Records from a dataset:
** BEGIN **
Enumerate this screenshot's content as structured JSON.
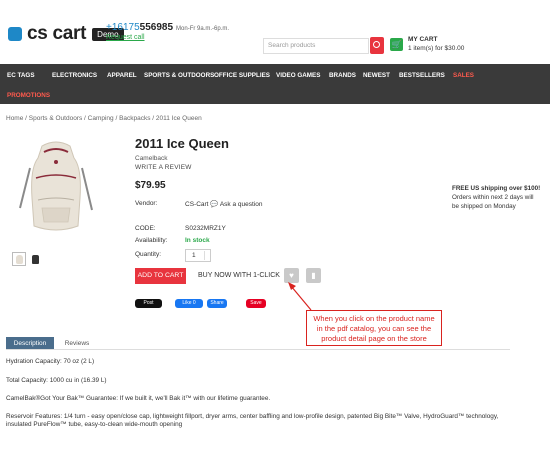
{
  "header": {
    "logo_text": "cs cart",
    "demo_badge": "Demo",
    "phone_prefix": "+16175",
    "phone_number": "556985",
    "hours": "Mon-Fr 9a.m.-6p.m.",
    "request_call": "Request call",
    "search_placeholder": "Search products",
    "cart_title": "MY CART",
    "cart_summary": "1 item(s) for $30.00"
  },
  "nav": {
    "items": [
      "EC TAGS",
      "ELECTRONICS",
      "APPAREL",
      "SPORTS & OUTDOORS",
      "OFFICE SUPPLIES",
      "VIDEO GAMES",
      "BRANDS",
      "NEWEST",
      "BESTSELLERS",
      "SALES"
    ],
    "items_row2": [
      "PROMOTIONS"
    ]
  },
  "breadcrumb": "Home / Sports & Outdoors / Camping / Backpacks / 2011 Ice Queen",
  "product": {
    "title": "2011 Ice Queen",
    "brand": "Camelback",
    "write_review": "WRITE A REVIEW",
    "price": "$79.95",
    "vendor_label": "Vendor:",
    "vendor_value": "CS-Cart",
    "ask_question": "Ask a question",
    "code_label": "CODE:",
    "code_value": "S0232MRZ1Y",
    "availability_label": "Availability:",
    "availability_value": "In stock",
    "quantity_label": "Quantity:",
    "quantity_value": "1",
    "add_to_cart": "ADD TO CART",
    "buy_now": "BUY NOW WITH 1-CLICK"
  },
  "shipping": {
    "title": "FREE US shipping over $100!",
    "line1": "Orders within next 2 days will",
    "line2": "be shipped on Monday"
  },
  "social": {
    "post": "Post",
    "like": "Like 0",
    "share": "Share",
    "save": "Save"
  },
  "annotation": {
    "line1": "When you click on the product name",
    "line2": "in the pdf catalog, you can see the",
    "line3": "product detail page on the store"
  },
  "tabs": [
    "Description",
    "Reviews"
  ],
  "description": [
    "Hydration Capacity: 70 oz (2 L)",
    "Total Capacity: 1000 cu in (16.39 L)",
    "CamelBak®Got Your Bak™ Guarantee: If we built it, we'll Bak it™ with our lifetime guarantee.",
    "Reservoir Features: 1/4 turn - easy open/close cap, lightweight fillport, dryer arms, center baffling and low-profile design, patented Big Bite™ Valve, HydroGuard™ technology,",
    "insulated PureFlow™ tube, easy-to-clean wide-mouth opening"
  ],
  "colors": {
    "accent_red": "#e8343e",
    "nav_bg": "#3a3a3a",
    "green": "#2aa84a",
    "tab_active": "#4a6d8c"
  }
}
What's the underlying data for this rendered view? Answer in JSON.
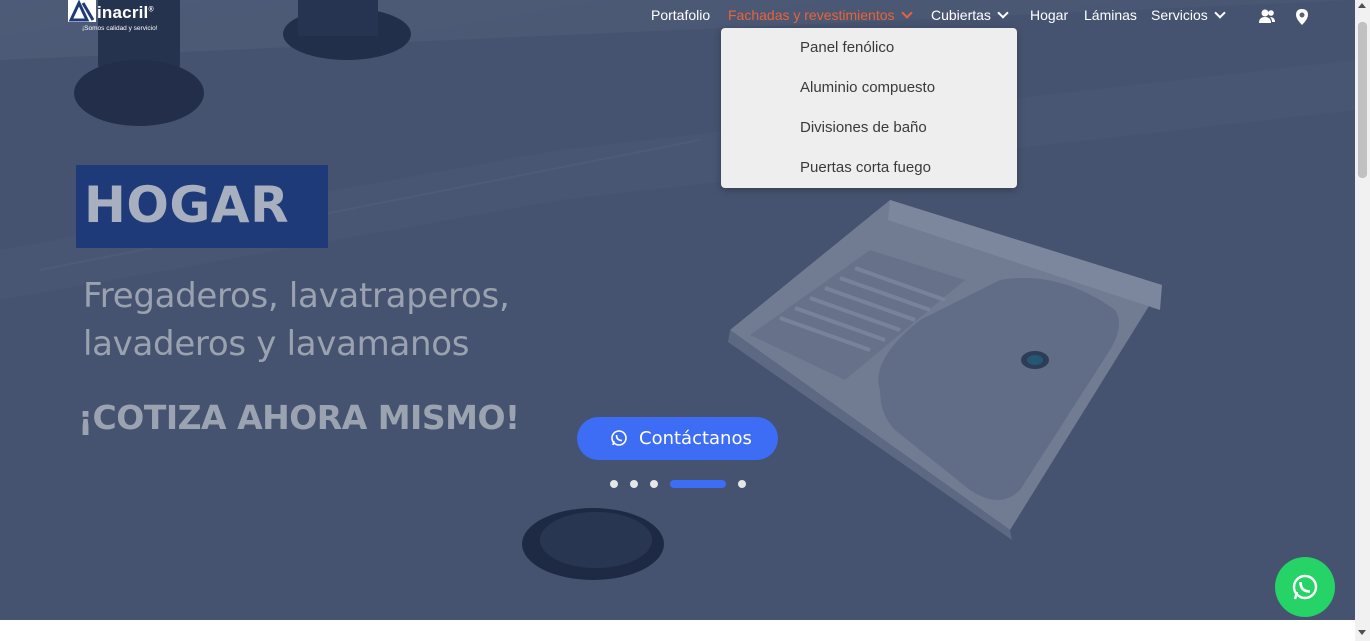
{
  "brand": {
    "name": "inacril",
    "registered_mark": "®",
    "tagline": "¡Somos calidad y servicio!"
  },
  "nav": {
    "items": [
      {
        "label": "Portafolio",
        "has_dropdown": false,
        "active": false
      },
      {
        "label": "Fachadas y revestimientos",
        "has_dropdown": true,
        "active": true
      },
      {
        "label": "Cubiertas",
        "has_dropdown": true,
        "active": false
      },
      {
        "label": "Hogar",
        "has_dropdown": false,
        "active": false
      },
      {
        "label": "Láminas",
        "has_dropdown": false,
        "active": false
      },
      {
        "label": "Servicios",
        "has_dropdown": true,
        "active": false
      }
    ],
    "icons": [
      "users-icon",
      "location-pin-icon"
    ],
    "active_color": "#e8633a"
  },
  "dropdown": {
    "items": [
      "Panel fenólico",
      "Aluminio compuesto",
      "Divisiones de baño",
      "Puertas corta fuego"
    ]
  },
  "hero": {
    "title": "HOGAR",
    "subtitle_line1": "Fregaderos, lavatraperos,",
    "subtitle_line2": "lavaderos y lavamanos",
    "cta_text": "¡COTIZA AHORA MISMO!",
    "contact_button": "Contáctanos",
    "slides_count": 5,
    "active_slide": 4,
    "accent_color": "#3d6cf5",
    "title_box_color": "#1e3a78"
  },
  "floating": {
    "whatsapp_icon": "whatsapp-icon",
    "color": "#25d366"
  }
}
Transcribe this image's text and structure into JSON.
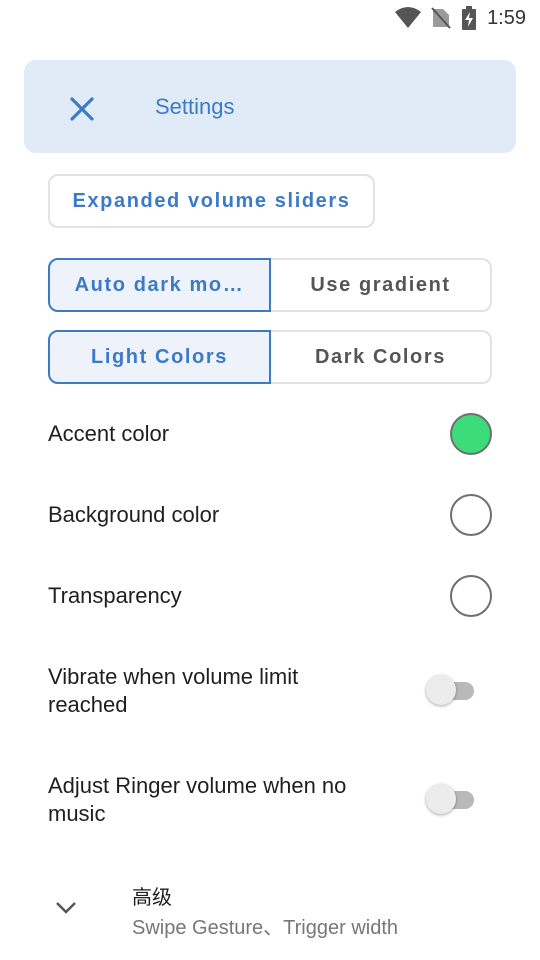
{
  "status_bar": {
    "time": "1:59"
  },
  "header": {
    "title": "Settings"
  },
  "buttons": {
    "expanded_sliders": "Expanded volume sliders",
    "auto_dark_mode": "Auto dark mo…",
    "use_gradient": "Use gradient",
    "light_colors": "Light Colors",
    "dark_colors": "Dark Colors"
  },
  "rows": {
    "accent_color": {
      "label": "Accent color",
      "color": "#3ddc7a"
    },
    "background_color": {
      "label": "Background color",
      "color": "#ffffff"
    },
    "transparency": {
      "label": "Transparency",
      "color": "#ffffff"
    }
  },
  "toggles": {
    "vibrate": {
      "label": "Vibrate when volume limit reached",
      "on": false
    },
    "adjust_ringer": {
      "label": "Adjust Ringer volume when no music",
      "on": false
    }
  },
  "advanced": {
    "title": "高级",
    "subtitle": "Swipe Gesture、Trigger width"
  },
  "colors": {
    "accent": "#3d7ac6",
    "header_bg": "#e1ebf8"
  }
}
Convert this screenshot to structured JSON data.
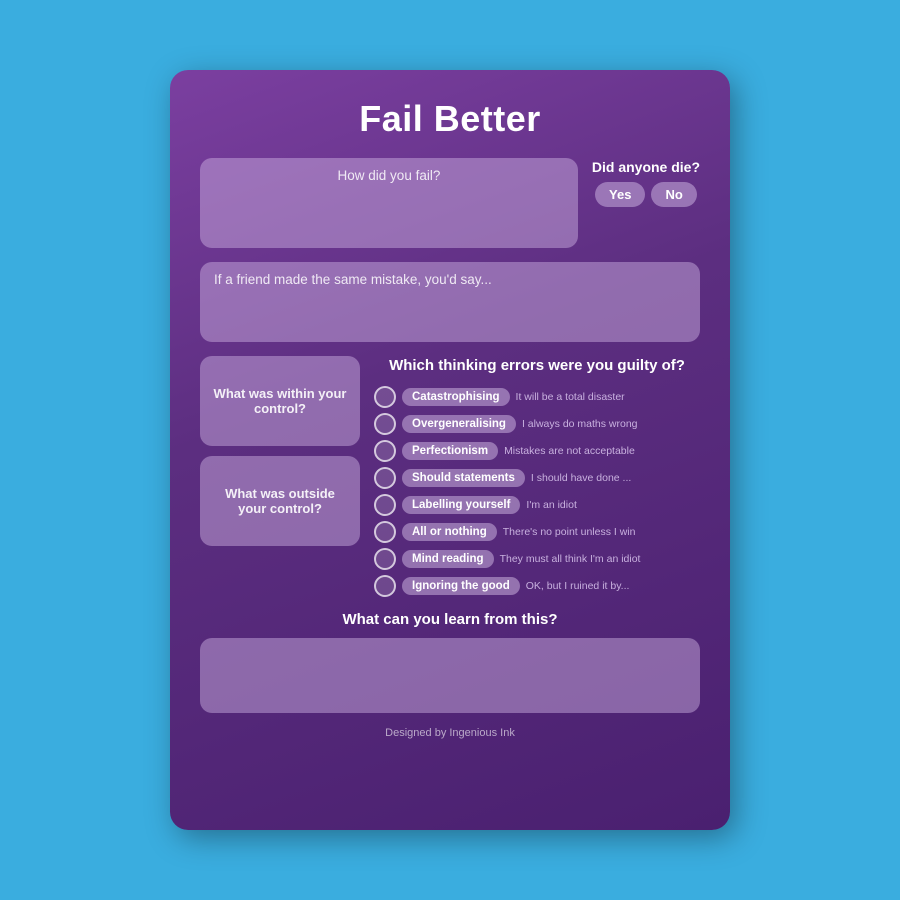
{
  "card": {
    "title": "Fail Better",
    "how_fail_label": "How did you fail?",
    "die_question": "Did anyone die?",
    "yes_label": "Yes",
    "no_label": "No",
    "friend_label": "If a friend made the same mistake, you'd say...",
    "within_control_label": "What was within your control?",
    "outside_control_label": "What was outside your control?",
    "thinking_title": "Which thinking errors were you guilty of?",
    "learn_title": "What can you learn from this?",
    "footer": "Designed by Ingenious Ink",
    "errors": [
      {
        "label": "Catastrophising",
        "desc": "It will be a total disaster"
      },
      {
        "label": "Overgeneralising",
        "desc": "I always do maths wrong"
      },
      {
        "label": "Perfectionism",
        "desc": "Mistakes are not acceptable"
      },
      {
        "label": "Should statements",
        "desc": "I should have done ..."
      },
      {
        "label": "Labelling yourself",
        "desc": "I'm an idiot"
      },
      {
        "label": "All or nothing",
        "desc": "There's no point unless I win"
      },
      {
        "label": "Mind reading",
        "desc": "They must all think I'm an idiot"
      },
      {
        "label": "Ignoring the good",
        "desc": "OK, but I ruined it by..."
      }
    ]
  }
}
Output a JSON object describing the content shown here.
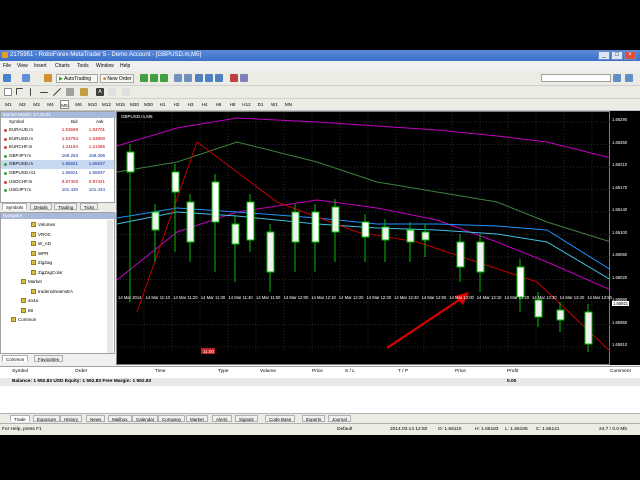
{
  "window": {
    "title": "2175951 - RoboForex-MetaTrader 5 - Demo Account - [GBPUSD.m,M5]",
    "min": "_",
    "max": "□",
    "close": "×"
  },
  "menu": [
    "File",
    "View",
    "Insert",
    "Charts",
    "Tools",
    "Window",
    "Help"
  ],
  "toolbar": {
    "autotrading": "AutoTrading",
    "new_order": "New Order"
  },
  "timeframes": [
    "M1",
    "M2",
    "M3",
    "M4",
    "M5",
    "M6",
    "M10",
    "M12",
    "M15",
    "M20",
    "M30",
    "H1",
    "H2",
    "H3",
    "H4",
    "H6",
    "H8",
    "H12",
    "D1",
    "W1",
    "MN"
  ],
  "timeframe_selected": "M5",
  "market_watch": {
    "header": "Market Watch: 17:40:04",
    "col_symbol": "Symbol",
    "col_bid": "Bid",
    "col_ask": "Ask",
    "rows": [
      {
        "symbol": "EURAUD.m",
        "bid": "1.53669",
        "ask": "1.53701",
        "color": "#c00000"
      },
      {
        "symbol": "EURUSD.m",
        "bid": "1.53784",
        "ask": "1.53800",
        "color": "#c00000"
      },
      {
        "symbol": "EURCHF.m",
        "bid": "1.21194",
        "ask": "1.21365",
        "color": "#c00000"
      },
      {
        "symbol": "GBPJPY.m",
        "bid": "168.283",
        "ask": "168.306",
        "color": "#1030a0"
      },
      {
        "symbol": "GBPUSD.m",
        "bid": "1.65921",
        "ask": "1.65937",
        "color": "#1030a0"
      },
      {
        "symbol": "GBPUSD.m1",
        "bid": "1.65921",
        "ask": "1.65937",
        "color": "#1030a0"
      },
      {
        "symbol": "USDCHF.m",
        "bid": "0.87403",
        "ask": "0.87421",
        "color": "#c00000"
      },
      {
        "symbol": "USDJPY.m",
        "bid": "101.420",
        "ask": "101.434",
        "color": "#1030a0"
      }
    ],
    "tabs": [
      "Symbols",
      "Details",
      "Trading",
      "Ticks"
    ]
  },
  "navigator": {
    "header": "Navigator",
    "items": [
      "Volumes",
      "VROC",
      "W_AD",
      "WPR",
      "ZigZag",
      "ZigZagColor",
      "Market",
      "tradersdreamsEA",
      "an4a",
      "88",
      "Common"
    ],
    "tabs": [
      "Common",
      "Favourites"
    ]
  },
  "chart": {
    "title": "GBPUSD.m,M5",
    "price_labels": [
      "1.66290",
      "1.66250",
      "1.66210",
      "1.66170",
      "1.66140",
      "1.66100",
      "1.66060",
      "1.66020",
      "1.65990",
      "1.65950",
      "1.65910"
    ],
    "time_labels": [
      "14 Mar 2014",
      "14 Mar 11:10",
      "14 Mar 11:20",
      "14 Mar 11:30",
      "14 Mar 11:40",
      "14 Mar 11:50",
      "14 Mar 12:00",
      "14 Mar 12:10",
      "14 Mar 12:20",
      "14 Mar 12:30",
      "14 Mar 12:40",
      "14 Mar 12:50",
      "14 Mar 13:00",
      "14 Mar 13:10",
      "14 Mar 13:20",
      "14 Mar 13:30",
      "14 Mar 13:40",
      "14 Mar 13:50"
    ],
    "marker_label": "11:00",
    "current_price": "1.65921",
    "colors": {
      "bull": "#ffffff",
      "bear": "#000000",
      "wick": "#00c000",
      "ma_blue": "#1e90ff",
      "band_magenta": "#c000c0",
      "band_red": "#c00000",
      "arrow": "#e00000"
    }
  },
  "terminal": {
    "columns": [
      "Symbol",
      "Order",
      "Time",
      "Type",
      "Volume",
      "Price",
      "S / L",
      "T / P",
      "Price",
      "Profit",
      "Comment"
    ],
    "balance": "Balance: 1 592.83 USD   Equity: 1 592.83   Free Margin: 1 592.83",
    "profit_total": "0.00",
    "tabs": [
      "Trade",
      "Exposure",
      "History",
      "News",
      "Mailbox",
      "Calendar",
      "Company",
      "Market",
      "Alerts",
      "Signals",
      "Code Base",
      "Experts",
      "Journal"
    ]
  },
  "status": {
    "help": "For Help, press F1",
    "profile": "Default",
    "datetime": "2014.03.14 12:50",
    "open": "O: 1.66110",
    "high": "H: 1.66183",
    "low": "L: 1.66106",
    "close": "C: 1.66141",
    "traffic": "24.7 / 0.0 Mb"
  }
}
** END **
*PROMPT*:
Respond with the number of lines containing "idiot" and no additional words.

*COMPLETED EXERCISE*:
2